*DIRECTIVE*.
Find the string "Bölümü" in the entries and copy each line that has it.
** START **
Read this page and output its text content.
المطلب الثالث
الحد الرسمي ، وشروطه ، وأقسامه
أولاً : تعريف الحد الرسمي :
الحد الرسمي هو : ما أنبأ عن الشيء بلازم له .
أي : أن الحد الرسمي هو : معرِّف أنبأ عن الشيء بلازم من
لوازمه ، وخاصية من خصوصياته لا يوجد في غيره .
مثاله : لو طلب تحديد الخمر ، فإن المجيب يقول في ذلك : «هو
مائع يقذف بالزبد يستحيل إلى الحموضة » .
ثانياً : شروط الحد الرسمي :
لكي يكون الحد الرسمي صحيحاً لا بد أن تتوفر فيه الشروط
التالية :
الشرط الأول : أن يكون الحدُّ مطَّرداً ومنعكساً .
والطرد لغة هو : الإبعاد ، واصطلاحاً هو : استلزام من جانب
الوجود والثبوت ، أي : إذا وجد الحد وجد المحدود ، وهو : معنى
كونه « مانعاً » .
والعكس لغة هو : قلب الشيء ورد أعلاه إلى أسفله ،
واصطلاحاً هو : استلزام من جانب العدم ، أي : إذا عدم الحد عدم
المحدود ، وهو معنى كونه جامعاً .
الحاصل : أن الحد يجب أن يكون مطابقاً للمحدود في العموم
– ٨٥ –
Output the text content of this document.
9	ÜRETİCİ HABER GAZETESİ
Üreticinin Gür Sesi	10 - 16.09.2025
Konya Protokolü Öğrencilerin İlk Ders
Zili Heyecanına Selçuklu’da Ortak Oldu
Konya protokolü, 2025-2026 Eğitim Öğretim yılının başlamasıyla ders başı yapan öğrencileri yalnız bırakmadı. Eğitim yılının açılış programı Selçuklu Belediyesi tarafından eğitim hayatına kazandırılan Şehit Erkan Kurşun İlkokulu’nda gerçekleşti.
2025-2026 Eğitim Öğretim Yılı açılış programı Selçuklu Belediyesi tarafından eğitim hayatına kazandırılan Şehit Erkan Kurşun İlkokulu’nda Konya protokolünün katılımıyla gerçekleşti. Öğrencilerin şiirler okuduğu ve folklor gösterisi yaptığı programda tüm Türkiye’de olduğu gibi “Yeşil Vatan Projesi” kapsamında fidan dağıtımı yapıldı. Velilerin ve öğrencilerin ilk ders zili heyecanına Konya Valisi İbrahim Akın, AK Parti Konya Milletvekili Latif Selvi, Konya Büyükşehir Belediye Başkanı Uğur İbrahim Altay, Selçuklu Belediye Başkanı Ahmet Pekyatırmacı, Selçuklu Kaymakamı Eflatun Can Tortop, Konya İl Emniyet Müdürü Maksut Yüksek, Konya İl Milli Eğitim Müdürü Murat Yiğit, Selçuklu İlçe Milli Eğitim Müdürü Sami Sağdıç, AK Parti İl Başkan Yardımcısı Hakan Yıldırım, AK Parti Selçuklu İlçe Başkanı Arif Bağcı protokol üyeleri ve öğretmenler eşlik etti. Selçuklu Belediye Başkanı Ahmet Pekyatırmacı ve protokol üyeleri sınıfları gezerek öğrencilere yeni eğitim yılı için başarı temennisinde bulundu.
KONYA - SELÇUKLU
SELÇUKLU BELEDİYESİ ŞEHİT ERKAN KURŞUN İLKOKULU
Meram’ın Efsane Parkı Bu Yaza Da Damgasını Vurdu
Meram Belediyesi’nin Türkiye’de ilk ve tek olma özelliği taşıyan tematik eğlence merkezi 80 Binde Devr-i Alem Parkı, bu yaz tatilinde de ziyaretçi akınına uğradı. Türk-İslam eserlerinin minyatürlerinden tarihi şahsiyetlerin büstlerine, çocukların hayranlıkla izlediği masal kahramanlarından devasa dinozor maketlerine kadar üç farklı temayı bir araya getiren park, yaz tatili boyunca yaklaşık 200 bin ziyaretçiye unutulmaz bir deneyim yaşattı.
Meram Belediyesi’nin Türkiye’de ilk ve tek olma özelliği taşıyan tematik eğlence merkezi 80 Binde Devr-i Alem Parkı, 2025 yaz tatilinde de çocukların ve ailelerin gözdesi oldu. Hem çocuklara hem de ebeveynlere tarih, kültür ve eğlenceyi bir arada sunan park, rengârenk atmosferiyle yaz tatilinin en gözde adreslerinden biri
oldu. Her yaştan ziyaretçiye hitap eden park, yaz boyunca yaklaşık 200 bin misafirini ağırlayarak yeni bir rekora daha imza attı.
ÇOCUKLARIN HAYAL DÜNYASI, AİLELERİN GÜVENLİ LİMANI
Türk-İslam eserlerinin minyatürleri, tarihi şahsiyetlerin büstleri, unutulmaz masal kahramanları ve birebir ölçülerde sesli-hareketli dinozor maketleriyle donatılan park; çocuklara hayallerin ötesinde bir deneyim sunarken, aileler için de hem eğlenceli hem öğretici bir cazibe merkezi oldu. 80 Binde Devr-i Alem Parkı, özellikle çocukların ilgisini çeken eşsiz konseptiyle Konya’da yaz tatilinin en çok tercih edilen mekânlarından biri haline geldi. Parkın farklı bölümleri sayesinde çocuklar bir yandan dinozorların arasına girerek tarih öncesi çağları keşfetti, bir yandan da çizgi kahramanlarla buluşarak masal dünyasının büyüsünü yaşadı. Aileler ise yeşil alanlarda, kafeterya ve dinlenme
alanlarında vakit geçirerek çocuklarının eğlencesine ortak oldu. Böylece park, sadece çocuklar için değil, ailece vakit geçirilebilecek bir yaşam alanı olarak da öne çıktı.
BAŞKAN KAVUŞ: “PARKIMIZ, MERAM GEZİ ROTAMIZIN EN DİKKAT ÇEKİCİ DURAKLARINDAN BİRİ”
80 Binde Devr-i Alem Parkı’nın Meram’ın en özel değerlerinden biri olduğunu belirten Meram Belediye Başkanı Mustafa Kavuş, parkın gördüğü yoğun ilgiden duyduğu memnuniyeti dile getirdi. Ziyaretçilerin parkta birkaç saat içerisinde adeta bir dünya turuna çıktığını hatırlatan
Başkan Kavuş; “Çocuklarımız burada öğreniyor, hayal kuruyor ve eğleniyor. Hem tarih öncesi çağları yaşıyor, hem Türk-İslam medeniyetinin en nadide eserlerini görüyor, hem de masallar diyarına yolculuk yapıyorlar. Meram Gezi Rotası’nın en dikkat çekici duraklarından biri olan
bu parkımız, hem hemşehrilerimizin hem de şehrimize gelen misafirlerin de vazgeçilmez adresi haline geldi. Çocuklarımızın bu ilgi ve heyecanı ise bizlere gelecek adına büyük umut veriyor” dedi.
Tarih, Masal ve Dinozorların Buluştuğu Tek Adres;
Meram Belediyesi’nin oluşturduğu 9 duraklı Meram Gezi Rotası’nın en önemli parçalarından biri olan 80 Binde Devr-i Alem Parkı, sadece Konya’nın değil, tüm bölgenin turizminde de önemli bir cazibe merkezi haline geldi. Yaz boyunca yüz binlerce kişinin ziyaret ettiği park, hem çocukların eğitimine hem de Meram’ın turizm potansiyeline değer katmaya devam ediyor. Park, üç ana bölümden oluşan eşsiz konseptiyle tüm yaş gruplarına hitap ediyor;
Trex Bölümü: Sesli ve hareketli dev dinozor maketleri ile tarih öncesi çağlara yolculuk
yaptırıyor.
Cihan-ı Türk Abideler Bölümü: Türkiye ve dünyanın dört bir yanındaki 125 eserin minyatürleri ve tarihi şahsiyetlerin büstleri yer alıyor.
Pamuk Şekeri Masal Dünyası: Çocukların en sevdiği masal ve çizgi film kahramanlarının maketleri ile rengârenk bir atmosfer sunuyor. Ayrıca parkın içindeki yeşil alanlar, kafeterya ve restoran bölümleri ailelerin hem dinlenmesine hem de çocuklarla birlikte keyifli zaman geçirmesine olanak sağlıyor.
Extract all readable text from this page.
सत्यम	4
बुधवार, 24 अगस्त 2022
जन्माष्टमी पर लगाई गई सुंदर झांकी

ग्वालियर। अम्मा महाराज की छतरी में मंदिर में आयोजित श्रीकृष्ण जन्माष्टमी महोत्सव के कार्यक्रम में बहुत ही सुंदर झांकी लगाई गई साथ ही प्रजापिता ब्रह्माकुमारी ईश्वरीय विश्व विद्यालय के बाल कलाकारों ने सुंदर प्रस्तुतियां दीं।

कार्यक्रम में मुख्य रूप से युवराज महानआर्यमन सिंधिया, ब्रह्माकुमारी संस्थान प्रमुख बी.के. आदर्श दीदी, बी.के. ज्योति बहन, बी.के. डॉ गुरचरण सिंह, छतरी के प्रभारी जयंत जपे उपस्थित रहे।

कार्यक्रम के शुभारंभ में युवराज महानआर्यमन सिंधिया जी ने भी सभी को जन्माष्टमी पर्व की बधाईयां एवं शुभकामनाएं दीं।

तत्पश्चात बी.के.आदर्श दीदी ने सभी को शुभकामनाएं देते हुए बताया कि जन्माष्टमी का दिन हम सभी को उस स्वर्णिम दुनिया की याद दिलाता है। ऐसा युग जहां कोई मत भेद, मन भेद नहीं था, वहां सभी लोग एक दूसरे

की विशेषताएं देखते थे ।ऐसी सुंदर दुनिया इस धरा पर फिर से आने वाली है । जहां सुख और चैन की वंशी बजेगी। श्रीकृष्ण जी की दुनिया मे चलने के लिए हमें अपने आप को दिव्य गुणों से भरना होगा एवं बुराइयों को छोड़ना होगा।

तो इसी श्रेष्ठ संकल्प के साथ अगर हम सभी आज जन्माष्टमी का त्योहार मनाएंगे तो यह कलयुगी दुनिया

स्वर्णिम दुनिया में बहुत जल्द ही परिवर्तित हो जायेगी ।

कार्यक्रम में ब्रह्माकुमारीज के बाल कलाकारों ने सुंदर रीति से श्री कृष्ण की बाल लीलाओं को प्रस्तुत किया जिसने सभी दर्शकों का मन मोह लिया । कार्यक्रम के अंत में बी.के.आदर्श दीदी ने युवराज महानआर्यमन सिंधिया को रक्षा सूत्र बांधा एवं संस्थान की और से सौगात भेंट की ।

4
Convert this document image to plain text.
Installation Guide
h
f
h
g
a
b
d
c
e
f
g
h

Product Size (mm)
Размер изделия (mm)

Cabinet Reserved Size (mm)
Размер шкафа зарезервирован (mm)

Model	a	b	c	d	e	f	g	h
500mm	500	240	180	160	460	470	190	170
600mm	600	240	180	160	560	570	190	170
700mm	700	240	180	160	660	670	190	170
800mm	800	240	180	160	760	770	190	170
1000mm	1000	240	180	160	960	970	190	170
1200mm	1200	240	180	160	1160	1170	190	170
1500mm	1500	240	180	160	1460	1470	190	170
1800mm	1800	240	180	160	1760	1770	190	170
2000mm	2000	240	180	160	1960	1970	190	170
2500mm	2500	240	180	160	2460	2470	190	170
** END **
*ANSWER TO THIS PROBLEM*.
Trex Bölümü: Sesli ve hareketli dev dinozor maketleri ile tarih öncesi çağlara yolculuk
Cihan-ı Türk Abideler Bölümü: Türkiye ve dünyanın dört bir yanındaki 125 eserin minyatürleri ve tarihi şahsiyetlerin büstleri yer alıyor.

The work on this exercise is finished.